**Work required:** Make an exact copy of the records, with the images left out.

**Exercise inputs:**
** Start **

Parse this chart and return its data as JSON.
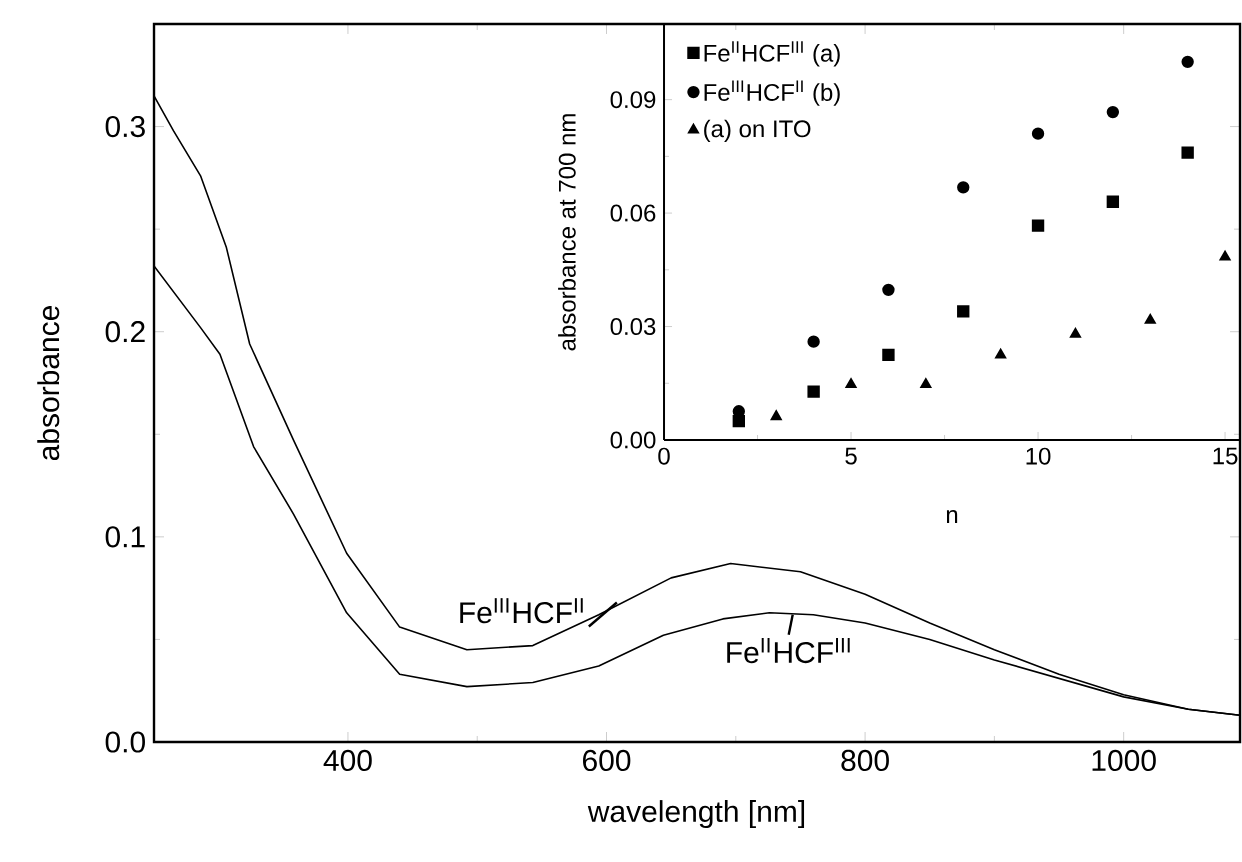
{
  "chart_data": [
    {
      "type": "line",
      "xlabel": "wavelength [nm]",
      "ylabel": "absorbance",
      "xlim": [
        250,
        1090
      ],
      "ylim": [
        0,
        0.35
      ],
      "xticks": [
        400,
        600,
        800,
        1000
      ],
      "yticks": [
        {
          "value": 0,
          "label": "0.0"
        },
        {
          "value": 0.1,
          "label": "0.1"
        },
        {
          "value": 0.2,
          "label": "0.2"
        },
        {
          "value": 0.3,
          "label": "0.3"
        }
      ],
      "line_style": "solid",
      "marker": "none",
      "legend": false,
      "grid": false,
      "series": [
        {
          "color": "#000000",
          "x": [
            250,
            265,
            286,
            306,
            324,
            358,
            399,
            440,
            492,
            543,
            594,
            650,
            696,
            750,
            800,
            850,
            900,
            950,
            1000,
            1050,
            1090
          ],
          "values": [
            0.315,
            0.298,
            0.276,
            0.241,
            0.194,
            0.147,
            0.092,
            0.056,
            0.045,
            0.047,
            0.062,
            0.08,
            0.087,
            0.083,
            0.072,
            0.058,
            0.045,
            0.033,
            0.023,
            0.016,
            0.013
          ]
        },
        {
          "color": "#000000",
          "x": [
            250,
            286,
            301,
            327,
            358,
            399,
            440,
            492,
            543,
            594,
            644,
            690,
            726,
            760,
            800,
            850,
            900,
            950,
            1000,
            1050,
            1090
          ],
          "values": [
            0.232,
            0.202,
            0.189,
            0.144,
            0.111,
            0.063,
            0.033,
            0.027,
            0.029,
            0.037,
            0.052,
            0.06,
            0.063,
            0.062,
            0.058,
            0.05,
            0.04,
            0.031,
            0.022,
            0.016,
            0.013
          ]
        }
      ],
      "annotations": [
        {
          "text": "Fe$^{III}$HCF$^{II}$",
          "x": 608,
          "y": 0.068
        },
        {
          "text": "Fe$^{II}$HCF$^{III}$",
          "x": 744,
          "y": 0.062
        }
      ]
    },
    {
      "type": "scatter",
      "xlabel": "n",
      "ylabel": "absorbance at 700 nm",
      "xlim": [
        0,
        15.4
      ],
      "ylim": [
        0,
        0.11
      ],
      "xticks": [
        0,
        5,
        10,
        15
      ],
      "yticks": [
        {
          "value": 0,
          "label": "0.00"
        },
        {
          "value": 0.03,
          "label": "0.03"
        },
        {
          "value": 0.06,
          "label": "0.06"
        },
        {
          "value": 0.09,
          "label": "0.09"
        }
      ],
      "legend": "top left",
      "grid": false,
      "series": [
        {
          "name": "Fe$^{II}$HCF$^{III}$ (a)",
          "color": "#000000",
          "marker": "square",
          "x": [
            2,
            4,
            6,
            8,
            10,
            12,
            14
          ],
          "values": [
            0.005,
            0.0128,
            0.0225,
            0.034,
            0.0567,
            0.063,
            0.076
          ]
        },
        {
          "name": "Fe$^{III}$HCF$^{II}$ (b)",
          "color": "#000000",
          "marker": "circle",
          "x": [
            2,
            4,
            6,
            8,
            10,
            12,
            14
          ],
          "values": [
            0.0076,
            0.026,
            0.0397,
            0.0668,
            0.081,
            0.0867,
            0.1
          ]
        },
        {
          "name": "(a) on ITO",
          "color": "#000000",
          "marker": "triangle",
          "x": [
            3,
            5,
            7,
            9,
            11,
            13,
            15
          ],
          "values": [
            0.0062,
            0.0147,
            0.0147,
            0.0225,
            0.028,
            0.0317,
            0.0484
          ]
        }
      ]
    }
  ]
}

** End **

**Completed exercise:**
Parse this chart and return its data as JSON.
{
  "chart_data": [
    {
      "type": "line",
      "xlabel": "wavelength [nm]",
      "ylabel": "absorbance",
      "xlim": [
        250,
        1090
      ],
      "ylim": [
        0,
        0.35
      ],
      "xticks": [
        400,
        600,
        800,
        1000
      ],
      "yticks": [
        {
          "value": 0,
          "label": "0.0"
        },
        {
          "value": 0.1,
          "label": "0.1"
        },
        {
          "value": 0.2,
          "label": "0.2"
        },
        {
          "value": 0.3,
          "label": "0.3"
        }
      ],
      "line_style": "solid",
      "marker": "none",
      "legend": false,
      "grid": false,
      "series": [
        {
          "color": "#000000",
          "x": [
            250,
            265,
            286,
            306,
            324,
            358,
            399,
            440,
            492,
            543,
            594,
            650,
            696,
            750,
            800,
            850,
            900,
            950,
            1000,
            1050,
            1090
          ],
          "values": [
            0.315,
            0.298,
            0.276,
            0.241,
            0.194,
            0.147,
            0.092,
            0.056,
            0.045,
            0.047,
            0.062,
            0.08,
            0.087,
            0.083,
            0.072,
            0.058,
            0.045,
            0.033,
            0.023,
            0.016,
            0.013
          ]
        },
        {
          "color": "#000000",
          "x": [
            250,
            286,
            301,
            327,
            358,
            399,
            440,
            492,
            543,
            594,
            644,
            690,
            726,
            760,
            800,
            850,
            900,
            950,
            1000,
            1050,
            1090
          ],
          "values": [
            0.232,
            0.202,
            0.189,
            0.144,
            0.111,
            0.063,
            0.033,
            0.027,
            0.029,
            0.037,
            0.052,
            0.06,
            0.063,
            0.062,
            0.058,
            0.05,
            0.04,
            0.031,
            0.022,
            0.016,
            0.013
          ]
        }
      ],
      "annotations": [
        {
          "text": "Fe$^{III}$HCF$^{II}$",
          "x": 608,
          "y": 0.068
        },
        {
          "text": "Fe$^{II}$HCF$^{III}$",
          "x": 744,
          "y": 0.062
        }
      ]
    },
    {
      "type": "scatter",
      "xlabel": "n",
      "ylabel": "absorbance at 700 nm",
      "xlim": [
        0,
        15.4
      ],
      "ylim": [
        0,
        0.11
      ],
      "xticks": [
        0,
        5,
        10,
        15
      ],
      "yticks": [
        {
          "value": 0,
          "label": "0.00"
        },
        {
          "value": 0.03,
          "label": "0.03"
        },
        {
          "value": 0.06,
          "label": "0.06"
        },
        {
          "value": 0.09,
          "label": "0.09"
        }
      ],
      "legend": "top left",
      "grid": false,
      "series": [
        {
          "name": "Fe$^{II}$HCF$^{III}$ (a)",
          "color": "#000000",
          "marker": "square",
          "x": [
            2,
            4,
            6,
            8,
            10,
            12,
            14
          ],
          "values": [
            0.005,
            0.0128,
            0.0225,
            0.034,
            0.0567,
            0.063,
            0.076
          ]
        },
        {
          "name": "Fe$^{III}$HCF$^{II}$ (b)",
          "color": "#000000",
          "marker": "circle",
          "x": [
            2,
            4,
            6,
            8,
            10,
            12,
            14
          ],
          "values": [
            0.0076,
            0.026,
            0.0397,
            0.0668,
            0.081,
            0.0867,
            0.1
          ]
        },
        {
          "name": "(a) on ITO",
          "color": "#000000",
          "marker": "triangle",
          "x": [
            3,
            5,
            7,
            9,
            11,
            13,
            15
          ],
          "values": [
            0.0062,
            0.0147,
            0.0147,
            0.0225,
            0.028,
            0.0317,
            0.0484
          ]
        }
      ]
    }
  ]
}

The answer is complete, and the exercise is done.